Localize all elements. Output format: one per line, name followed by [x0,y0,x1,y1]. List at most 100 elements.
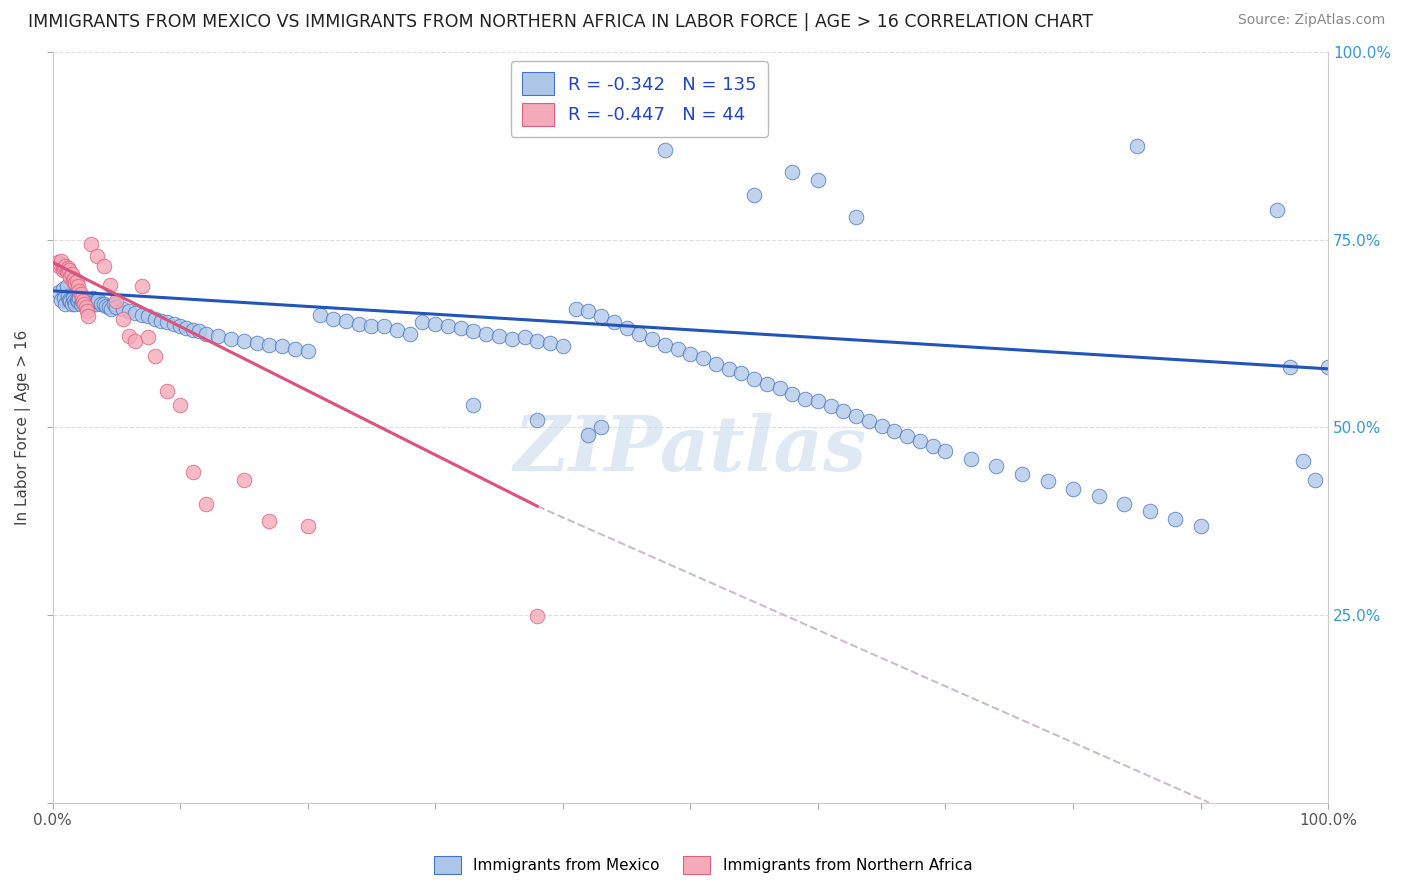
Point [136,330,159,344]
Point [67,291,90,305]
Point [437,319,460,334]
Point [67,284,90,298]
Point [60,267,83,281]
Point [52,262,75,277]
Point [63,294,86,309]
Point [55,279,77,293]
Point [271,339,294,353]
Point [98,277,121,292]
Point [1139,504,1161,518]
Point [385,323,408,337]
Point [65,296,87,310]
Point [1189,519,1212,533]
Point [94,299,117,313]
Point [603,315,626,329]
Point [730,367,752,381]
Point [83,294,105,309]
Point [934,444,956,458]
Point [259,338,281,352]
Point [67,294,90,309]
Point [48,259,70,273]
Point [450,321,472,335]
Point [219,332,242,346]
Point [576,304,599,318]
Y-axis label: In Labor Force | Age > 16: In Labor Force | Age > 16 [15,330,31,525]
Point [87,293,110,307]
Point [75,301,97,315]
Point [246,336,269,351]
Point [77,293,100,307]
Point [118,304,141,318]
Point [66,274,89,288]
Point [820,400,842,414]
Point [589,420,612,434]
Point [70,294,93,309]
Point [143,349,166,363]
Point [93,296,115,310]
Point [90,296,112,310]
Point [576,428,599,442]
Point [194,326,217,341]
Point [908,434,931,448]
Point [124,334,146,348]
Point [475,326,498,341]
Point [425,317,447,331]
Point [56,261,79,276]
Point [986,459,1008,474]
Point [488,328,510,343]
Point [641,332,664,346]
Point [883,424,905,438]
Point [103,296,125,310]
Point [63,272,86,286]
Point [51,253,73,268]
Point [1278,360,1301,375]
Point [194,497,217,511]
Point [93,259,115,273]
Point [149,314,172,328]
Point [755,376,778,391]
Point [86,249,108,263]
Point [75,296,97,310]
Point [48,285,70,300]
Point [870,418,893,433]
Point [181,466,204,480]
Point [80,296,103,310]
Point [742,371,765,385]
Point [169,398,191,412]
Text: ZIPatlas: ZIPatlas [513,413,868,487]
Point [100,301,122,316]
Point [1036,475,1059,489]
Point [79,294,101,309]
Point [84,296,107,310]
Point [309,308,332,322]
Point [66,293,89,307]
Point [59,270,82,285]
Point [322,311,344,326]
Point [717,362,740,376]
Point [58,293,80,307]
Point [53,259,76,273]
Point [176,321,198,335]
Point [56,289,79,303]
Legend: Immigrants from Mexico, Immigrants from Northern Africa: Immigrants from Mexico, Immigrants from … [427,850,979,880]
Point [513,330,536,344]
Point [80,294,103,309]
Point [692,351,714,366]
Point [782,165,804,179]
Point [60,296,83,310]
Point [1087,490,1109,504]
Point [526,413,548,427]
Point [131,308,153,322]
Point [232,334,254,348]
Point [73,291,96,305]
Point [105,294,128,309]
Point [1305,473,1327,487]
Point [284,342,307,356]
Point [654,338,676,352]
Point [526,609,548,624]
Point [53,296,76,310]
Text: IMMIGRANTS FROM MEXICO VS IMMIGRANTS FROM NORTHERN AFRICA IN LABOR FORCE | AGE >: IMMIGRANTS FROM MEXICO VS IMMIGRANTS FRO… [28,13,1092,31]
Point [1291,454,1313,468]
Point [67,279,90,293]
Point [51,293,73,307]
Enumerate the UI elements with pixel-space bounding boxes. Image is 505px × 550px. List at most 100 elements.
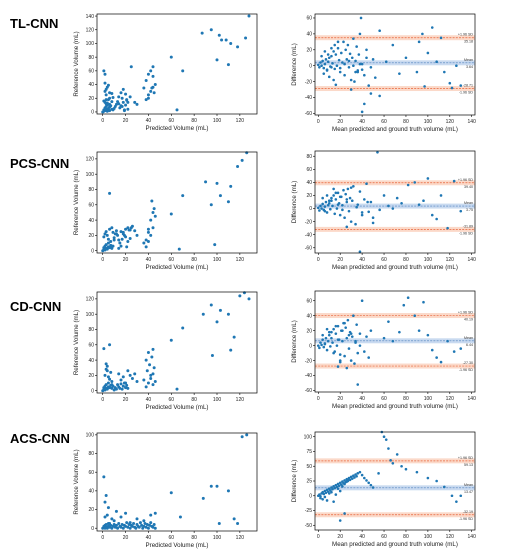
+===+
Work to be completed -
Copy all of the data above line for line, leaving out the pictures.

Complete output -
Localize all elements. Output format: one per line, name followed by [x0,y0,x1,y1]. List at most 100 elements.
Point [136,330,159,344]
Point [67,291,90,305]
Point [437,319,460,334]
Point [67,284,90,298]
Point [60,267,83,281]
Point [52,262,75,277]
Point [63,294,86,309]
Point [55,279,77,293]
Point [271,339,294,353]
Point [98,277,121,292]
Point [1139,504,1161,518]
Point [385,323,408,337]
Point [65,296,87,310]
Point [1189,519,1212,533]
Point [94,299,117,313]
Point [603,315,626,329]
Point [730,367,752,381]
Point [83,294,105,309]
Point [934,444,956,458]
Point [259,338,281,352]
Point [67,294,90,309]
Point [48,259,70,273]
Point [450,321,472,335]
Point [219,332,242,346]
Point [576,304,599,318]
Y-axis label: In Labor Force | Age > 16: In Labor Force | Age > 16 [15,330,31,525]
Point [87,293,110,307]
Point [75,301,97,315]
Point [246,336,269,351]
Point [77,293,100,307]
Point [118,304,141,318]
Point [66,274,89,288]
Point [820,400,842,414]
Point [589,420,612,434]
Point [70,294,93,309]
Point [143,349,166,363]
Point [93,296,115,310]
Point [90,296,112,310]
Point [576,428,599,442]
Point [194,326,217,341]
Point [908,434,931,448]
Point [124,334,146,348]
Point [475,326,498,341]
Point [425,317,447,331]
Point [56,261,79,276]
Point [986,459,1008,474]
Point [488,328,510,343]
Point [641,332,664,346]
Point [883,424,905,438]
Point [103,296,125,310]
Point [63,272,86,286]
Point [51,253,73,268]
Point [1278,360,1301,375]
Point [194,497,217,511]
Point [93,259,115,273]
Point [149,314,172,328]
Point [755,376,778,391]
Point [86,249,108,263]
Point [75,296,97,310]
Point [48,285,70,300]
Point [870,418,893,433]
Point [181,466,204,480]
Point [80,296,103,310]
Point [742,371,765,385]
Point [169,398,191,412]
Text: ZIPatlas: ZIPatlas [513,413,868,487]
Point [100,301,122,316]
Point [1036,475,1059,489]
Point [79,294,101,309]
Point [84,296,107,310]
Point [309,308,332,322]
Point [66,293,89,307]
Point [59,270,82,285]
Point [322,311,344,326]
Point [717,362,740,376]
Point [58,293,80,307]
Point [53,259,76,273]
Point [176,321,198,335]
Point [56,289,79,303]
Legend: Immigrants from Mexico, Immigrants from Northern Africa: Immigrants from Mexico, Immigrants from … [427,850,979,880]
Point [513,330,536,344]
Point [80,294,103,309]
Point [692,351,714,366]
Point [782,165,804,179]
Point [60,296,83,310]
Point [1087,490,1109,504]
Point [526,413,548,427]
Point [131,308,153,322]
Point [232,334,254,348]
Point [73,291,96,305]
Point [105,294,128,309]
Point [1305,473,1327,487]
Point [284,342,307,356]
Point [654,338,676,352]
Point [526,609,548,624]
Point [53,296,76,310]
Text: IMMIGRANTS FROM MEXICO VS IMMIGRANTS FROM NORTHERN AFRICA IN LABOR FORCE | AGE >: IMMIGRANTS FROM MEXICO VS IMMIGRANTS FRO… [28,13,1092,31]
Point [1291,454,1313,468]
Point [67,279,90,293]
Point [51,293,73,307]
Enumerate the UI elements with pixel-space bounding boxes. Image is 505px × 550px. List at most 100 elements.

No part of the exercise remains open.